— Begin —

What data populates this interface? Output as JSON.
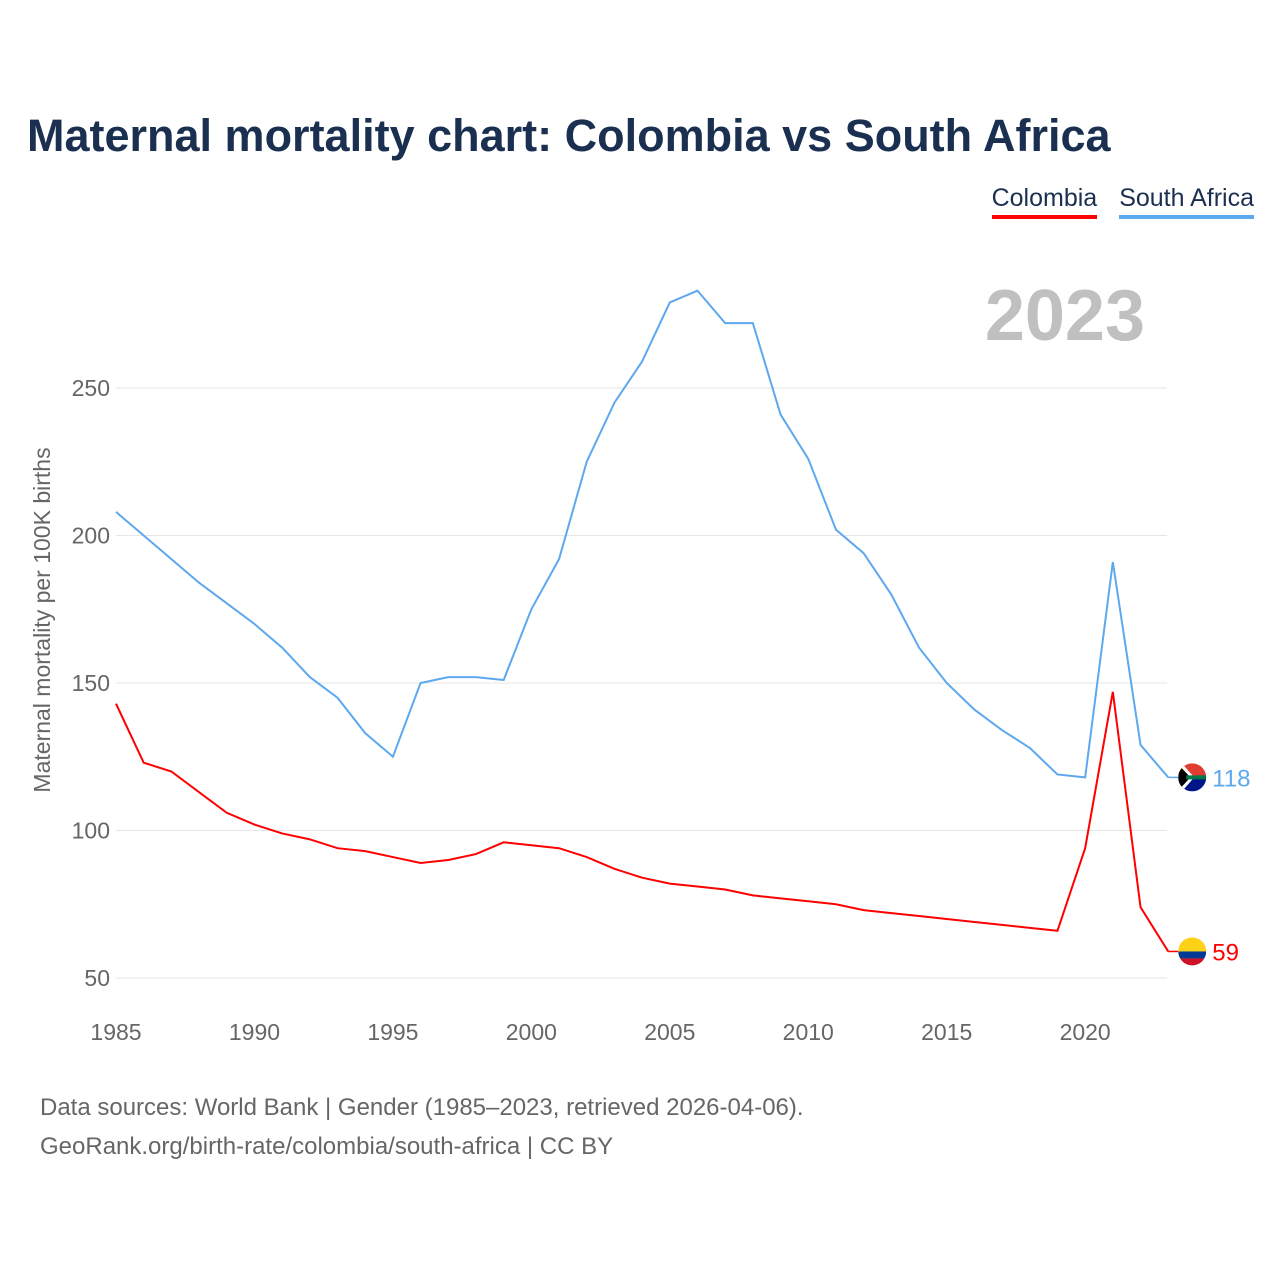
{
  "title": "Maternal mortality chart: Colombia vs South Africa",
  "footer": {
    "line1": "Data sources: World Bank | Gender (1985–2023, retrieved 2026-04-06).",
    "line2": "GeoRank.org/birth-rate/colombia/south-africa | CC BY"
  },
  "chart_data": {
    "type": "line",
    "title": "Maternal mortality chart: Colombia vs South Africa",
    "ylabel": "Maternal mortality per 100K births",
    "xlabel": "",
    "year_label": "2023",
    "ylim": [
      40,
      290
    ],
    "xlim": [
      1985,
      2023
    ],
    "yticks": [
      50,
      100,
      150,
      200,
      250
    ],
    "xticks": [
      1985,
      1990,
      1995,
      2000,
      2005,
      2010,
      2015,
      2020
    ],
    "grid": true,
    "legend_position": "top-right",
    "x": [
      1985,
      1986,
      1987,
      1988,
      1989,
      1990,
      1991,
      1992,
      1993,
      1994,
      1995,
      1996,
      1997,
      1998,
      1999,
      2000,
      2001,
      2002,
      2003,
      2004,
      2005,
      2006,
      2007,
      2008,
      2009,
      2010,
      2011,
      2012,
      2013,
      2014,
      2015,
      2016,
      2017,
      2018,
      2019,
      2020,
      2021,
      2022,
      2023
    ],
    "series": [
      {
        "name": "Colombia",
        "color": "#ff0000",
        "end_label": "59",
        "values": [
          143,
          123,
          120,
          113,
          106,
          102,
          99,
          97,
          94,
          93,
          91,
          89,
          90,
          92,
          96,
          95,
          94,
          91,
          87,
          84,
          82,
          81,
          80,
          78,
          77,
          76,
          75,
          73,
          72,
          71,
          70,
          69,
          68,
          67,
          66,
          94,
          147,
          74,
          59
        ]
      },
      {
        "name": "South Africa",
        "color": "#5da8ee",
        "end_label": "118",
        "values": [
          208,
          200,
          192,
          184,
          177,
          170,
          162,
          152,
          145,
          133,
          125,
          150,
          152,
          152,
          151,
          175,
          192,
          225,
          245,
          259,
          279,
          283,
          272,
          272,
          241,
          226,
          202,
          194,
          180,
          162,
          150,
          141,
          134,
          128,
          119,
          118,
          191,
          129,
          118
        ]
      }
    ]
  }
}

— End —

Reproduce the records, all of them, word for word; omit the pictures.

(EXPECTED ANSWER):
What data populates this interface? Output as JSON.
{
  "title": "Maternal mortality chart: Colombia vs South Africa",
  "footer": {
    "line1": "Data sources: World Bank | Gender (1985–2023, retrieved 2026-04-06).",
    "line2": "GeoRank.org/birth-rate/colombia/south-africa | CC BY"
  },
  "chart_data": {
    "type": "line",
    "title": "Maternal mortality chart: Colombia vs South Africa",
    "ylabel": "Maternal mortality per 100K births",
    "xlabel": "",
    "year_label": "2023",
    "ylim": [
      40,
      290
    ],
    "xlim": [
      1985,
      2023
    ],
    "yticks": [
      50,
      100,
      150,
      200,
      250
    ],
    "xticks": [
      1985,
      1990,
      1995,
      2000,
      2005,
      2010,
      2015,
      2020
    ],
    "grid": true,
    "legend_position": "top-right",
    "x": [
      1985,
      1986,
      1987,
      1988,
      1989,
      1990,
      1991,
      1992,
      1993,
      1994,
      1995,
      1996,
      1997,
      1998,
      1999,
      2000,
      2001,
      2002,
      2003,
      2004,
      2005,
      2006,
      2007,
      2008,
      2009,
      2010,
      2011,
      2012,
      2013,
      2014,
      2015,
      2016,
      2017,
      2018,
      2019,
      2020,
      2021,
      2022,
      2023
    ],
    "series": [
      {
        "name": "Colombia",
        "color": "#ff0000",
        "end_label": "59",
        "values": [
          143,
          123,
          120,
          113,
          106,
          102,
          99,
          97,
          94,
          93,
          91,
          89,
          90,
          92,
          96,
          95,
          94,
          91,
          87,
          84,
          82,
          81,
          80,
          78,
          77,
          76,
          75,
          73,
          72,
          71,
          70,
          69,
          68,
          67,
          66,
          94,
          147,
          74,
          59
        ]
      },
      {
        "name": "South Africa",
        "color": "#5da8ee",
        "end_label": "118",
        "values": [
          208,
          200,
          192,
          184,
          177,
          170,
          162,
          152,
          145,
          133,
          125,
          150,
          152,
          152,
          151,
          175,
          192,
          225,
          245,
          259,
          279,
          283,
          272,
          272,
          241,
          226,
          202,
          194,
          180,
          162,
          150,
          141,
          134,
          128,
          119,
          118,
          191,
          129,
          118
        ]
      }
    ]
  }
}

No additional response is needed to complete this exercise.